> **The request**
Write out the listing below again, precisely as it is given.

[START Records provided]

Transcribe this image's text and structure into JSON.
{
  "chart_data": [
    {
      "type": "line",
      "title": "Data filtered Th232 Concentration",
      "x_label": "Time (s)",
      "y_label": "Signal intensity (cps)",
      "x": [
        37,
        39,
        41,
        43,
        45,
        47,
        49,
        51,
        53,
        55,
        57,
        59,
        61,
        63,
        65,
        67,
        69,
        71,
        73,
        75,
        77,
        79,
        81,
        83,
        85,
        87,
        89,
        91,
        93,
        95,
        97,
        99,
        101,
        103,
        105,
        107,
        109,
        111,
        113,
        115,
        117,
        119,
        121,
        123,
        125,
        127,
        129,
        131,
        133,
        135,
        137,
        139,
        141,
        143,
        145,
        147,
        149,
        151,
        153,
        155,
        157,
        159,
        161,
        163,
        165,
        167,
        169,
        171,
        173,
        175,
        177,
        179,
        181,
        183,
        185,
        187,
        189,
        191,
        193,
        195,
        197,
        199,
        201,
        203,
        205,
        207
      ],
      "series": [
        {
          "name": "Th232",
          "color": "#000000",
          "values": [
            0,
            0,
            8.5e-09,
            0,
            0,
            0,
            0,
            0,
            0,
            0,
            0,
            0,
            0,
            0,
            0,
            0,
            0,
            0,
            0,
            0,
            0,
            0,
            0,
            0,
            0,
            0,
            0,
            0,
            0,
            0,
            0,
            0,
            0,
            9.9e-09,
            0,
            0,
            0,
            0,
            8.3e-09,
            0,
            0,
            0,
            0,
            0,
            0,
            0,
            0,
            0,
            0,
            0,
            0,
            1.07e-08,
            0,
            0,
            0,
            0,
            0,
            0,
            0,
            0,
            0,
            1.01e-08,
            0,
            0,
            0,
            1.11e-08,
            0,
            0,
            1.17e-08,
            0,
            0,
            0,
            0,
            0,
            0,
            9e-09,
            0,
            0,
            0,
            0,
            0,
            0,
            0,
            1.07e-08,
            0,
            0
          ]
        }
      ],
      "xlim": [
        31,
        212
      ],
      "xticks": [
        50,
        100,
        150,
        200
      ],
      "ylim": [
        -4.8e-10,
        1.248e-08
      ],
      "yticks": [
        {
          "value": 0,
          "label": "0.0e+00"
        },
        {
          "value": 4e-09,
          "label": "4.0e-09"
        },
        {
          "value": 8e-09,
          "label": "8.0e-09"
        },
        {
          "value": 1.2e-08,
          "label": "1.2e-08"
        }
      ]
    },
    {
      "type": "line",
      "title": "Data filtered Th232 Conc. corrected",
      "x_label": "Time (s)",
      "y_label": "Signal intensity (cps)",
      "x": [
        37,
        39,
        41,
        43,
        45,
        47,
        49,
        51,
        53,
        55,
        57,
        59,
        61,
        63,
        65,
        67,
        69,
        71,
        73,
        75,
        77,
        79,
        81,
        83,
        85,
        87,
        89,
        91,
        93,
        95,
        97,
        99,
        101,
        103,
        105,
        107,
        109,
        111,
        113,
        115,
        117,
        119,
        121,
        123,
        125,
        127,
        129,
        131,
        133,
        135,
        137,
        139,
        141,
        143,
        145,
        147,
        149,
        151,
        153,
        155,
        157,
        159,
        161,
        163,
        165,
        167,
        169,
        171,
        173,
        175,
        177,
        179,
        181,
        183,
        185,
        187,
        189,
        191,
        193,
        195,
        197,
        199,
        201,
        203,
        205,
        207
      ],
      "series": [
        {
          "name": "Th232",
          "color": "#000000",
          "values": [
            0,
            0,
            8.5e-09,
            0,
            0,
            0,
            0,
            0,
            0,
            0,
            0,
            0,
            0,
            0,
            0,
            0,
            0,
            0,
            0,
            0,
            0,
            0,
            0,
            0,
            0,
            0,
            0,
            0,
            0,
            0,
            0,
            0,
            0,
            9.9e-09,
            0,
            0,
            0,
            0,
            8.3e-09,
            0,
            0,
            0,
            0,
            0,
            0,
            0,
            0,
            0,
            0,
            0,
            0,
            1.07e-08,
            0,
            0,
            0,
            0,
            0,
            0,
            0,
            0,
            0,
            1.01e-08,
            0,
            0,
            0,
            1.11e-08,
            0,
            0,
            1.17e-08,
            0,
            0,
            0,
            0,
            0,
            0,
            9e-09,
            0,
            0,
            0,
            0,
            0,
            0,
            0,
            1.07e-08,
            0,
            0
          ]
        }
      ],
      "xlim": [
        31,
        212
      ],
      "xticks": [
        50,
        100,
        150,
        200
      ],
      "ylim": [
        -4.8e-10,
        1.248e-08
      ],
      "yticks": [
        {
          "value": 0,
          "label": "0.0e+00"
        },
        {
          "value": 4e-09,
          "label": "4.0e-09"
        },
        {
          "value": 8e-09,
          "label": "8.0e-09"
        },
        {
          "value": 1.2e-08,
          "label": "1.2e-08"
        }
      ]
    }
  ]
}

[END Records provided]

> **Finished answer**
Transcribe this image's text and structure into JSON.
{
  "chart_data": [
    {
      "type": "line",
      "title": "Data filtered Th232 Concentration",
      "x_label": "Time (s)",
      "y_label": "Signal intensity (cps)",
      "x": [
        37,
        39,
        41,
        43,
        45,
        47,
        49,
        51,
        53,
        55,
        57,
        59,
        61,
        63,
        65,
        67,
        69,
        71,
        73,
        75,
        77,
        79,
        81,
        83,
        85,
        87,
        89,
        91,
        93,
        95,
        97,
        99,
        101,
        103,
        105,
        107,
        109,
        111,
        113,
        115,
        117,
        119,
        121,
        123,
        125,
        127,
        129,
        131,
        133,
        135,
        137,
        139,
        141,
        143,
        145,
        147,
        149,
        151,
        153,
        155,
        157,
        159,
        161,
        163,
        165,
        167,
        169,
        171,
        173,
        175,
        177,
        179,
        181,
        183,
        185,
        187,
        189,
        191,
        193,
        195,
        197,
        199,
        201,
        203,
        205,
        207
      ],
      "series": [
        {
          "name": "Th232",
          "color": "#000000",
          "values": [
            0,
            0,
            8.5e-09,
            0,
            0,
            0,
            0,
            0,
            0,
            0,
            0,
            0,
            0,
            0,
            0,
            0,
            0,
            0,
            0,
            0,
            0,
            0,
            0,
            0,
            0,
            0,
            0,
            0,
            0,
            0,
            0,
            0,
            0,
            9.9e-09,
            0,
            0,
            0,
            0,
            8.3e-09,
            0,
            0,
            0,
            0,
            0,
            0,
            0,
            0,
            0,
            0,
            0,
            0,
            1.07e-08,
            0,
            0,
            0,
            0,
            0,
            0,
            0,
            0,
            0,
            1.01e-08,
            0,
            0,
            0,
            1.11e-08,
            0,
            0,
            1.17e-08,
            0,
            0,
            0,
            0,
            0,
            0,
            9e-09,
            0,
            0,
            0,
            0,
            0,
            0,
            0,
            1.07e-08,
            0,
            0
          ]
        }
      ],
      "xlim": [
        31,
        212
      ],
      "xticks": [
        50,
        100,
        150,
        200
      ],
      "ylim": [
        -4.8e-10,
        1.248e-08
      ],
      "yticks": [
        {
          "value": 0,
          "label": "0.0e+00"
        },
        {
          "value": 4e-09,
          "label": "4.0e-09"
        },
        {
          "value": 8e-09,
          "label": "8.0e-09"
        },
        {
          "value": 1.2e-08,
          "label": "1.2e-08"
        }
      ]
    },
    {
      "type": "line",
      "title": "Data filtered Th232 Conc. corrected",
      "x_label": "Time (s)",
      "y_label": "Signal intensity (cps)",
      "x": [
        37,
        39,
        41,
        43,
        45,
        47,
        49,
        51,
        53,
        55,
        57,
        59,
        61,
        63,
        65,
        67,
        69,
        71,
        73,
        75,
        77,
        79,
        81,
        83,
        85,
        87,
        89,
        91,
        93,
        95,
        97,
        99,
        101,
        103,
        105,
        107,
        109,
        111,
        113,
        115,
        117,
        119,
        121,
        123,
        125,
        127,
        129,
        131,
        133,
        135,
        137,
        139,
        141,
        143,
        145,
        147,
        149,
        151,
        153,
        155,
        157,
        159,
        161,
        163,
        165,
        167,
        169,
        171,
        173,
        175,
        177,
        179,
        181,
        183,
        185,
        187,
        189,
        191,
        193,
        195,
        197,
        199,
        201,
        203,
        205,
        207
      ],
      "series": [
        {
          "name": "Th232",
          "color": "#000000",
          "values": [
            0,
            0,
            8.5e-09,
            0,
            0,
            0,
            0,
            0,
            0,
            0,
            0,
            0,
            0,
            0,
            0,
            0,
            0,
            0,
            0,
            0,
            0,
            0,
            0,
            0,
            0,
            0,
            0,
            0,
            0,
            0,
            0,
            0,
            0,
            9.9e-09,
            0,
            0,
            0,
            0,
            8.3e-09,
            0,
            0,
            0,
            0,
            0,
            0,
            0,
            0,
            0,
            0,
            0,
            0,
            1.07e-08,
            0,
            0,
            0,
            0,
            0,
            0,
            0,
            0,
            0,
            1.01e-08,
            0,
            0,
            0,
            1.11e-08,
            0,
            0,
            1.17e-08,
            0,
            0,
            0,
            0,
            0,
            0,
            9e-09,
            0,
            0,
            0,
            0,
            0,
            0,
            0,
            1.07e-08,
            0,
            0
          ]
        }
      ],
      "xlim": [
        31,
        212
      ],
      "xticks": [
        50,
        100,
        150,
        200
      ],
      "ylim": [
        -4.8e-10,
        1.248e-08
      ],
      "yticks": [
        {
          "value": 0,
          "label": "0.0e+00"
        },
        {
          "value": 4e-09,
          "label": "4.0e-09"
        },
        {
          "value": 8e-09,
          "label": "8.0e-09"
        },
        {
          "value": 1.2e-08,
          "label": "1.2e-08"
        }
      ]
    }
  ]
}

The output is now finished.